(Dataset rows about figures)
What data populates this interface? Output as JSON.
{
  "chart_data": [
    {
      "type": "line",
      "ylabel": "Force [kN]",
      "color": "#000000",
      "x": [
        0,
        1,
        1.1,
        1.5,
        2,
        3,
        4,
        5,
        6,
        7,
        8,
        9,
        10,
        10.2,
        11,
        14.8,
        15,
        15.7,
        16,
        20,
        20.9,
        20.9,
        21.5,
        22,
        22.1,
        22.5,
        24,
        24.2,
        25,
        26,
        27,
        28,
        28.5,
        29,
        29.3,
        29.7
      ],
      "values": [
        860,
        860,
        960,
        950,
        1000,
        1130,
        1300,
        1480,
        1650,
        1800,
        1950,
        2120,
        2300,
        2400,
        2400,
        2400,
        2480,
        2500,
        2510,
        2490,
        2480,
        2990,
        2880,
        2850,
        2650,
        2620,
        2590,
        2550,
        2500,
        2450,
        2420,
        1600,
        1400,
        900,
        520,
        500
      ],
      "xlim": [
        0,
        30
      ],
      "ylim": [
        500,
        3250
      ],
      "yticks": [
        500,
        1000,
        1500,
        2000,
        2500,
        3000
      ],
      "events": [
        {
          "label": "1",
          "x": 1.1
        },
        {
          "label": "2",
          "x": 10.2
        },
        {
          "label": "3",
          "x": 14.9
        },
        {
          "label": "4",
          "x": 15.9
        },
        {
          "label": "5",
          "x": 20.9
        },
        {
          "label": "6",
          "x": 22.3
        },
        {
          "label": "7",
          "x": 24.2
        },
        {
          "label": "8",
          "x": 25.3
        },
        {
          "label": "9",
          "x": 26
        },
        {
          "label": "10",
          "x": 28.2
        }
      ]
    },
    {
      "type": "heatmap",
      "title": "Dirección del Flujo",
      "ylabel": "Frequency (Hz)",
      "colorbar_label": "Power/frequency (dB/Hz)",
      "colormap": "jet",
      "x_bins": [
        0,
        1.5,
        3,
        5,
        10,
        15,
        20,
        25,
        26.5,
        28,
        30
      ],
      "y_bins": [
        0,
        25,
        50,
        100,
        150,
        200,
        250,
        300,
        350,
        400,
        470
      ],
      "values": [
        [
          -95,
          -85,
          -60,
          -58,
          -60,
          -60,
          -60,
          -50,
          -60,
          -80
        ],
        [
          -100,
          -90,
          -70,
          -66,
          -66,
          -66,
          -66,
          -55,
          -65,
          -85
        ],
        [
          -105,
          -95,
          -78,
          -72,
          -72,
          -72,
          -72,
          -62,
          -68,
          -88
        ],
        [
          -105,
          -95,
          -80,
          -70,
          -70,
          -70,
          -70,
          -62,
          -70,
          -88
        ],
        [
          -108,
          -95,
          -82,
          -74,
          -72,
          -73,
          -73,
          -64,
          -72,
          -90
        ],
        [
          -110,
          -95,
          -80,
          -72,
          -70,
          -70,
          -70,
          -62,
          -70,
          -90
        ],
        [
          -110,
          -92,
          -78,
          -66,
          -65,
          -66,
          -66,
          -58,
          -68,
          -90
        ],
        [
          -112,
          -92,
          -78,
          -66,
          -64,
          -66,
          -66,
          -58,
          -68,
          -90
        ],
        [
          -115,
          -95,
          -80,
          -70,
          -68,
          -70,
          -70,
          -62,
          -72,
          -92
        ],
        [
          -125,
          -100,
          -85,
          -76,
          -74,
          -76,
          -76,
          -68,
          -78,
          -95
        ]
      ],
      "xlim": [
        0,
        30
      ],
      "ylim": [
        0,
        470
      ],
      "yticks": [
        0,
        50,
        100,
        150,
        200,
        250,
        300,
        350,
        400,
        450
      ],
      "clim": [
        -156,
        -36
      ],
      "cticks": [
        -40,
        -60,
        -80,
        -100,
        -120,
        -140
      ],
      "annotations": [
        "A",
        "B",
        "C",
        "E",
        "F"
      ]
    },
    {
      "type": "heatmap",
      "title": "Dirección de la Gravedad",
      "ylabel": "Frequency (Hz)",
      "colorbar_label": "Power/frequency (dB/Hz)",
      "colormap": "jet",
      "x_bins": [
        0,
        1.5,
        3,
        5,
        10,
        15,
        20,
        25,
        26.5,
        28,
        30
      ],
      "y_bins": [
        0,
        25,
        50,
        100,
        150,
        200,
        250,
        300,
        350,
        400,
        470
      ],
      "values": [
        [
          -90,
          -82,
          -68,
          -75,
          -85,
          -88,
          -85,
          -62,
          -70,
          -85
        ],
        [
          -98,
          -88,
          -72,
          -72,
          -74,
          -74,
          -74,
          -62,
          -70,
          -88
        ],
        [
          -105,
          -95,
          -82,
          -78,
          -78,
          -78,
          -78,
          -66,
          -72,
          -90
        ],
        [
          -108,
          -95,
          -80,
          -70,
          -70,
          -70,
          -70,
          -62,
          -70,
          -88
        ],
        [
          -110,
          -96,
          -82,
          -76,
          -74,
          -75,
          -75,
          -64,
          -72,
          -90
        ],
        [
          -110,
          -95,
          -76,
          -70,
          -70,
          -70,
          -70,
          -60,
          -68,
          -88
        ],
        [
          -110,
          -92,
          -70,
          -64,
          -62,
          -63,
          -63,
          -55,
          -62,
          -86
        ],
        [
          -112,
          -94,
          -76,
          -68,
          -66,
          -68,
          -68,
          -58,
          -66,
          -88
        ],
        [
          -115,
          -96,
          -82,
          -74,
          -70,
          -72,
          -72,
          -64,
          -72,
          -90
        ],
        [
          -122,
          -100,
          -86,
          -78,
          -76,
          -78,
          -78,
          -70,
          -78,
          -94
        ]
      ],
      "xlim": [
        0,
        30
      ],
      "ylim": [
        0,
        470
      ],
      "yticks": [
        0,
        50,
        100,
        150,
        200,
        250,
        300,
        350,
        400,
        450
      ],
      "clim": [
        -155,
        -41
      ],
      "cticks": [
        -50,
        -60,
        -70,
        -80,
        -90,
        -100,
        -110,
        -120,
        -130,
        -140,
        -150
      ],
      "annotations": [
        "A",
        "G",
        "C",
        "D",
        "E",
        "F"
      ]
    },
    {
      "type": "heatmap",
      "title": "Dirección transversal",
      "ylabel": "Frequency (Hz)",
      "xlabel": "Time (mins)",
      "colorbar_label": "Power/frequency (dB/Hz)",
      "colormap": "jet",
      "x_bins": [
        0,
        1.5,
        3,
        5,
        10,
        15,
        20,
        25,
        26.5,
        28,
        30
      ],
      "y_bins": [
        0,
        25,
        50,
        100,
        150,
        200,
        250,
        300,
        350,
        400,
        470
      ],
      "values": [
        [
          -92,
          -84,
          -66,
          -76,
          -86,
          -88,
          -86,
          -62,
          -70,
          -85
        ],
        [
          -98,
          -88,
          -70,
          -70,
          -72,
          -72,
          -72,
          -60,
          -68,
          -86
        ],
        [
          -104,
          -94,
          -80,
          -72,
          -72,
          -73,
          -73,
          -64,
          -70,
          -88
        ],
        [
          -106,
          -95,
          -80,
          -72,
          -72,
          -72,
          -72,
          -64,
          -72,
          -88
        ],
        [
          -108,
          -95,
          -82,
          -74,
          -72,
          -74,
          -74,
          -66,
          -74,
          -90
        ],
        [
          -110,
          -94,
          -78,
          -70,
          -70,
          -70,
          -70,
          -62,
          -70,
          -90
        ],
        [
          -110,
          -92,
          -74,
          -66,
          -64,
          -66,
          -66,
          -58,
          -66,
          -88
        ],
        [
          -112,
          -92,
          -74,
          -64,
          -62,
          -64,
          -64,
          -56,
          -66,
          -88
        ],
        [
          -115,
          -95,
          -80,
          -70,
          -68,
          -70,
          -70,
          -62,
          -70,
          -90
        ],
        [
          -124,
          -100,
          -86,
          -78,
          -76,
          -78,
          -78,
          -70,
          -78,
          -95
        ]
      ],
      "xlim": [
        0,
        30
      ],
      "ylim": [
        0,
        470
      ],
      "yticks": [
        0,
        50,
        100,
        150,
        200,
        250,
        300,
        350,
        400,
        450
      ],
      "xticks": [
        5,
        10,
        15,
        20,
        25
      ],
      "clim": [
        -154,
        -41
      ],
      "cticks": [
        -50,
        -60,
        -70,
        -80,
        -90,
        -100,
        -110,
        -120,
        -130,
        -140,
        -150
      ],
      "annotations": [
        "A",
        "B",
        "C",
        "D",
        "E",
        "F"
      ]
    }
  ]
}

REQUIRED WORK
Go through the listing above and pull out each line containing the word "title".

SOLVED PROBLEM
      "title": "Dirección del Flujo",
      "title": "Dirección de la Gravedad",
      "title": "Dirección transversal",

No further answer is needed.